--- start TEXT BLOCK ---
Studio album by Mari Hamada
- Released: September 1, 1987
- Studio: Rumbo Recorders (Canoga Park, CA); Manzanita Studio (Valyermo, CA);
- Genre: J-pop; hard rock;
- Length: 38:56
- Language: Japanese; English;
- Label: Invitation
- Producer: Mike Clink

Mari Hamada chronology
| Now & Then (1986) | In the Precious Age (1987) | Anthology 1987 (1987) |

Singles from In the Precious Age
- "999 ~One More Reason~" Released: August 21, 1987;

= In the Precious Age =

In the Precious Age is the seventh studio album by Japanese singer/songwriter Mari Hamada, released on September 1, 1987 by Invitation. Produced by Mike Clink, it is Hamada's first album to be recorded outside Japan. It features collaborations with Bobby Caldwell and Toto members Mike and Jeff Porcaro. The album was reissued alongside Hamada's past releases on January 15, 2014.
--- end TEXT BLOCK ---
--- start SUPPLIED MATERIAL ---
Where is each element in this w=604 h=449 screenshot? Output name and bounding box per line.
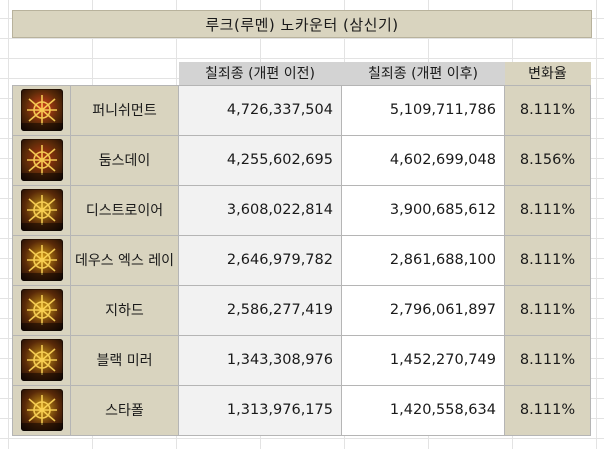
--- end SUPPLIED MATERIAL ---
_THE TASK_:
Using the text about In the Precious Age, decide whether each statement agrees with it: (a) the album was Mari Hamada's first to be recorded outside Japan; (b) Bobby Caldwell produced the album; (c) the album was reissued in 2014. Answer each with yes or no and quote the deciding words.

_REPLY_:
(a) Yes: "it is Hamada's first album to be recorded outside Japan"
(b) No: "Produced by Mike Clink"
(c) Yes: "The album was reissued alongside Hamada's past releases on January 15, 2014"